WHAT YOU SHOULD DO: Extract all of the data and reproduce it precisely.

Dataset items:
------------------------------------

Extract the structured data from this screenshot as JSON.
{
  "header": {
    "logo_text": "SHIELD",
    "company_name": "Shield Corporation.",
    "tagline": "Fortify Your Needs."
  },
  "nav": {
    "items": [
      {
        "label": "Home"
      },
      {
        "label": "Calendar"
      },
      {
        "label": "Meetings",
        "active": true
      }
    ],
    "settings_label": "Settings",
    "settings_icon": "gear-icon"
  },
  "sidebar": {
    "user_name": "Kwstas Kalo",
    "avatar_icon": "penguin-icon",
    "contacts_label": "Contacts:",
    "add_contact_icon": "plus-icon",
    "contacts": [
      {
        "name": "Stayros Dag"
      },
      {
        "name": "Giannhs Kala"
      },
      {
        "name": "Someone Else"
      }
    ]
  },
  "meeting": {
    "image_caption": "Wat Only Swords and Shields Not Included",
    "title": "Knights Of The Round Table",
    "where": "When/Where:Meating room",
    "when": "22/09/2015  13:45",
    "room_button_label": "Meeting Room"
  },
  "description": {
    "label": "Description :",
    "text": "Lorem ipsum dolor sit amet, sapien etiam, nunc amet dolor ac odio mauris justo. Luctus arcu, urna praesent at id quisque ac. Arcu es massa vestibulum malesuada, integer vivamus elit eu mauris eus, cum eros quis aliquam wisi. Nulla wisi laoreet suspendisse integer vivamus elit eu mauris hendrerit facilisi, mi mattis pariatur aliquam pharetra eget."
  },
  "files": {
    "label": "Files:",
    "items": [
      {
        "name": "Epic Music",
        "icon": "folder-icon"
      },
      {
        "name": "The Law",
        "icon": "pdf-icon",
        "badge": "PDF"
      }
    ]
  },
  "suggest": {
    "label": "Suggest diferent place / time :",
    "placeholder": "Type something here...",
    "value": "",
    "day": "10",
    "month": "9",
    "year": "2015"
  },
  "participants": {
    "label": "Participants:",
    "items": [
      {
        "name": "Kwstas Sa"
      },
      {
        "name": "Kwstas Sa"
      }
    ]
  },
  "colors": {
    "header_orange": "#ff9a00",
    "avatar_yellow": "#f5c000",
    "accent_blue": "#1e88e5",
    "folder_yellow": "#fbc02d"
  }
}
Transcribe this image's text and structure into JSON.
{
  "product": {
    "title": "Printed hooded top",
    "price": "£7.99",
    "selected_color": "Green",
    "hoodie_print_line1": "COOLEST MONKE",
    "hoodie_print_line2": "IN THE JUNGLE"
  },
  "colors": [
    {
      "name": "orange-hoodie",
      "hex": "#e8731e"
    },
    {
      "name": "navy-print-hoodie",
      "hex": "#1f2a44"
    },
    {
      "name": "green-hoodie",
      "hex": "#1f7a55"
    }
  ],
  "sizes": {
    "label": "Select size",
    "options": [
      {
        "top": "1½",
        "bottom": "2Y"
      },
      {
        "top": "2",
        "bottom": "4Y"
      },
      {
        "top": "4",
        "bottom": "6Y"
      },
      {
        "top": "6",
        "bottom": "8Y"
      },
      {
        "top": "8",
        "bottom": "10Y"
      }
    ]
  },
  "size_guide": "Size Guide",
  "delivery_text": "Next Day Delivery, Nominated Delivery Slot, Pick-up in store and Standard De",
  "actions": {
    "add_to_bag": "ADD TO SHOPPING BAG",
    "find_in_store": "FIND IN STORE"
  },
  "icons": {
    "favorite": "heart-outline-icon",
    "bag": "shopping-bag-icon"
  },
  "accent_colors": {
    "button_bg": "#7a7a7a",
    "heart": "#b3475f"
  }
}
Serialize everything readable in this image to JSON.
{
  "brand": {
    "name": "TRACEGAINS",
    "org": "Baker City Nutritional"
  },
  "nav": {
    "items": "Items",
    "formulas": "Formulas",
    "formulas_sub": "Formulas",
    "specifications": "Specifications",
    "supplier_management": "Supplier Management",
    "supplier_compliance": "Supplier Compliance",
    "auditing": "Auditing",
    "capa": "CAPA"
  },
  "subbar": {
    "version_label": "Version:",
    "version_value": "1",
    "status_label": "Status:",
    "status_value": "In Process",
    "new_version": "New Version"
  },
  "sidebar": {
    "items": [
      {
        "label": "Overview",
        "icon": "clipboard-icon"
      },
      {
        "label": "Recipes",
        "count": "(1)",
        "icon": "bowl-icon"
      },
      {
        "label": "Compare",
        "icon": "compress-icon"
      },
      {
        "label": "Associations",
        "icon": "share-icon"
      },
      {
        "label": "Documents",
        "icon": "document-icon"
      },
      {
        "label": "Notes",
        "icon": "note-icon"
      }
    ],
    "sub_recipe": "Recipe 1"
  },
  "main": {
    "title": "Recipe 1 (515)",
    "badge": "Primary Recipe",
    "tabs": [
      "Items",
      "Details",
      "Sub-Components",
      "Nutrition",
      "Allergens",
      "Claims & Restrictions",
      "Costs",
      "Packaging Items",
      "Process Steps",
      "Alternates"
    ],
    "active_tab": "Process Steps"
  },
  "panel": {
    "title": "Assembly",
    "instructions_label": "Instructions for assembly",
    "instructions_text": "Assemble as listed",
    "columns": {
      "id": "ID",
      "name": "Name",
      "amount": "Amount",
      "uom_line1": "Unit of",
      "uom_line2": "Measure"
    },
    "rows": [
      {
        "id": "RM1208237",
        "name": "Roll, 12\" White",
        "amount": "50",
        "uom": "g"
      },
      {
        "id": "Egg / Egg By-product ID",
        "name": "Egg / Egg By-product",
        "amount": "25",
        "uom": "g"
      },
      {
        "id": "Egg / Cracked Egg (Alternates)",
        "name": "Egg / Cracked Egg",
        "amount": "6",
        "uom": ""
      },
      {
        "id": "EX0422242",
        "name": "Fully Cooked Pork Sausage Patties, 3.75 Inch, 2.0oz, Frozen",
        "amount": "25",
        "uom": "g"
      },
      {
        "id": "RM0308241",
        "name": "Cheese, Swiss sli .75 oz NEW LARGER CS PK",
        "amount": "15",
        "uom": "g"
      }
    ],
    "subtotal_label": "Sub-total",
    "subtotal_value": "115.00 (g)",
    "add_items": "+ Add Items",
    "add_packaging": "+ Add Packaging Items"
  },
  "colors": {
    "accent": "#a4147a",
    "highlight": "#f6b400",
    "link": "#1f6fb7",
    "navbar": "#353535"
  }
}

------------------------------------

SOLUTION TO THIS EXERCISE:
Extract the structured data from this screenshot as JSON.
{
  "header": {
    "logo_text": "SHIELD",
    "company_name": "Shield Corporation.",
    "tagline": "Fortify Your Needs."
  },
  "nav": {
    "items": [
      {
        "label": "Home"
      },
      {
        "label": "Calendar"
      },
      {
        "label": "Meetings",
        "active": true
      }
    ],
    "settings_label": "Settings",
    "settings_icon": "gear-icon"
  },
  "sidebar": {
    "user_name": "Kwstas Kalo",
    "avatar_icon": "penguin-icon",
    "contacts_label": "Contacts:",
    "add_contact_icon": "plus-icon",
    "contacts": [
      {
        "name": "Stayros Dag"
      },
      {
        "name": "Giannhs Kala"
      },
      {
        "name": "Someone Else"
      }
    ]
  },
  "meeting": {
    "image_caption": "Wat Only Swords and Shields Not Included",
    "title": "Knights Of The Round Table",
    "where": "When/Where:Meating room",
    "when": "22/09/2015  13:45",
    "room_button_label": "Meeting Room"
  },
  "description": {
    "label": "Description :",
    "text": "Lorem ipsum dolor sit amet, sapien etiam, nunc amet dolor ac odio mauris justo. Luctus arcu, urna praesent at id quisque ac. Arcu es massa vestibulum malesuada, integer vivamus elit eu mauris eus, cum eros quis aliquam wisi. Nulla wisi laoreet suspendisse integer vivamus elit eu mauris hendrerit facilisi, mi mattis pariatur aliquam pharetra eget."
  },
  "files": {
    "label": "Files:",
    "items": [
      {
        "name": "Epic Music",
        "icon": "folder-icon"
      },
      {
        "name": "The Law",
        "icon": "pdf-icon",
        "badge": "PDF"
      }
    ]
  },
  "suggest": {
    "label": "Suggest diferent place / time :",
    "placeholder": "Type something here...",
    "value": "",
    "day": "10",
    "month": "9",
    "year": "2015"
  },
  "participants": {
    "label": "Participants:",
    "items": [
      {
        "name": "Kwstas Sa"
      },
      {
        "name": "Kwstas Sa"
      }
    ]
  },
  "colors": {
    "header_orange": "#ff9a00",
    "avatar_yellow": "#f5c000",
    "accent_blue": "#1e88e5",
    "folder_yellow": "#fbc02d"
  }
}
Transcribe this image's text and structure into JSON.
{
  "product": {
    "title": "Printed hooded top",
    "price": "£7.99",
    "selected_color": "Green",
    "hoodie_print_line1": "COOLEST MONKE",
    "hoodie_print_line2": "IN THE JUNGLE"
  },
  "colors": [
    {
      "name": "orange-hoodie",
      "hex": "#e8731e"
    },
    {
      "name": "navy-print-hoodie",
      "hex": "#1f2a44"
    },
    {
      "name": "green-hoodie",
      "hex": "#1f7a55"
    }
  ],
  "sizes": {
    "label": "Select size",
    "options": [
      {
        "top": "1½",
        "bottom": "2Y"
      },
      {
        "top": "2",
        "bottom": "4Y"
      },
      {
        "top": "4",
        "bottom": "6Y"
      },
      {
        "top": "6",
        "bottom": "8Y"
      },
      {
        "top": "8",
        "bottom": "10Y"
      }
    ]
  },
  "size_guide": "Size Guide",
  "delivery_text": "Next Day Delivery, Nominated Delivery Slot, Pick-up in store and Standard De",
  "actions": {
    "add_to_bag": "ADD TO SHOPPING BAG",
    "find_in_store": "FIND IN STORE"
  },
  "icons": {
    "favorite": "heart-outline-icon",
    "bag": "shopping-bag-icon"
  },
  "accent_colors": {
    "button_bg": "#7a7a7a",
    "heart": "#b3475f"
  }
}
Serialize everything readable in this image to JSON.
{
  "brand": {
    "name": "TRACEGAINS",
    "org": "Baker City Nutritional"
  },
  "nav": {
    "items": "Items",
    "formulas": "Formulas",
    "formulas_sub": "Formulas",
    "specifications": "Specifications",
    "supplier_management": "Supplier Management",
    "supplier_compliance": "Supplier Compliance",
    "auditing": "Auditing",
    "capa": "CAPA"
  },
  "subbar": {
    "version_label": "Version:",
    "version_value": "1",
    "status_label": "Status:",
    "status_value": "In Process",
    "new_version": "New Version"
  },
  "sidebar": {
    "items": [
      {
        "label": "Overview",
        "icon": "clipboard-icon"
      },
      {
        "label": "Recipes",
        "count": "(1)",
        "icon": "bowl-icon"
      },
      {
        "label": "Compare",
        "icon": "compress-icon"
      },
      {
        "label": "Associations",
        "icon": "share-icon"
      },
      {
        "label": "Documents",
        "icon": "document-icon"
      },
      {
        "label": "Notes",
        "icon": "note-icon"
      }
    ],
    "sub_recipe": "Recipe 1"
  },
  "main": {
    "title": "Recipe 1 (515)",
    "badge": "Primary Recipe",
    "tabs": [
      "Items",
      "Details",
      "Sub-Components",
      "Nutrition",
      "Allergens",
      "Claims & Restrictions",
      "Costs",
      "Packaging Items",
      "Process Steps",
      "Alternates"
    ],
    "active_tab": "Process Steps"
  },
  "panel": {
    "title": "Assembly",
    "instructions_label": "Instructions for assembly",
    "instructions_text": "Assemble as listed",
    "columns": {
      "id": "ID",
      "name": "Name",
      "amount": "Amount",
      "uom_line1": "Unit of",
      "uom_line2": "Measure"
    },
    "rows": [
      {
        "id": "RM1208237",
        "name": "Roll, 12\" White",
        "amount": "50",
        "uom": "g"
      },
      {
        "id": "Egg / Egg By-product ID",
        "name": "Egg / Egg By-product",
        "amount": "25",
        "uom": "g"
      },
      {
        "id": "Egg / Cracked Egg (Alternates)",
        "name": "Egg / Cracked Egg",
        "amount": "6",
        "uom": ""
      },
      {
        "id": "EX0422242",
        "name": "Fully Cooked Pork Sausage Patties, 3.75 Inch, 2.0oz, Frozen",
        "amount": "25",
        "uom": "g"
      },
      {
        "id": "RM0308241",
        "name": "Cheese, Swiss sli .75 oz NEW LARGER CS PK",
        "amount": "15",
        "uom": "g"
      }
    ],
    "subtotal_label": "Sub-total",
    "subtotal_value": "115.00 (g)",
    "add_items": "+ Add Items",
    "add_packaging": "+ Add Packaging Items"
  },
  "colors": {
    "accent": "#a4147a",
    "highlight": "#f6b400",
    "link": "#1f6fb7",
    "navbar": "#353535"
  }
}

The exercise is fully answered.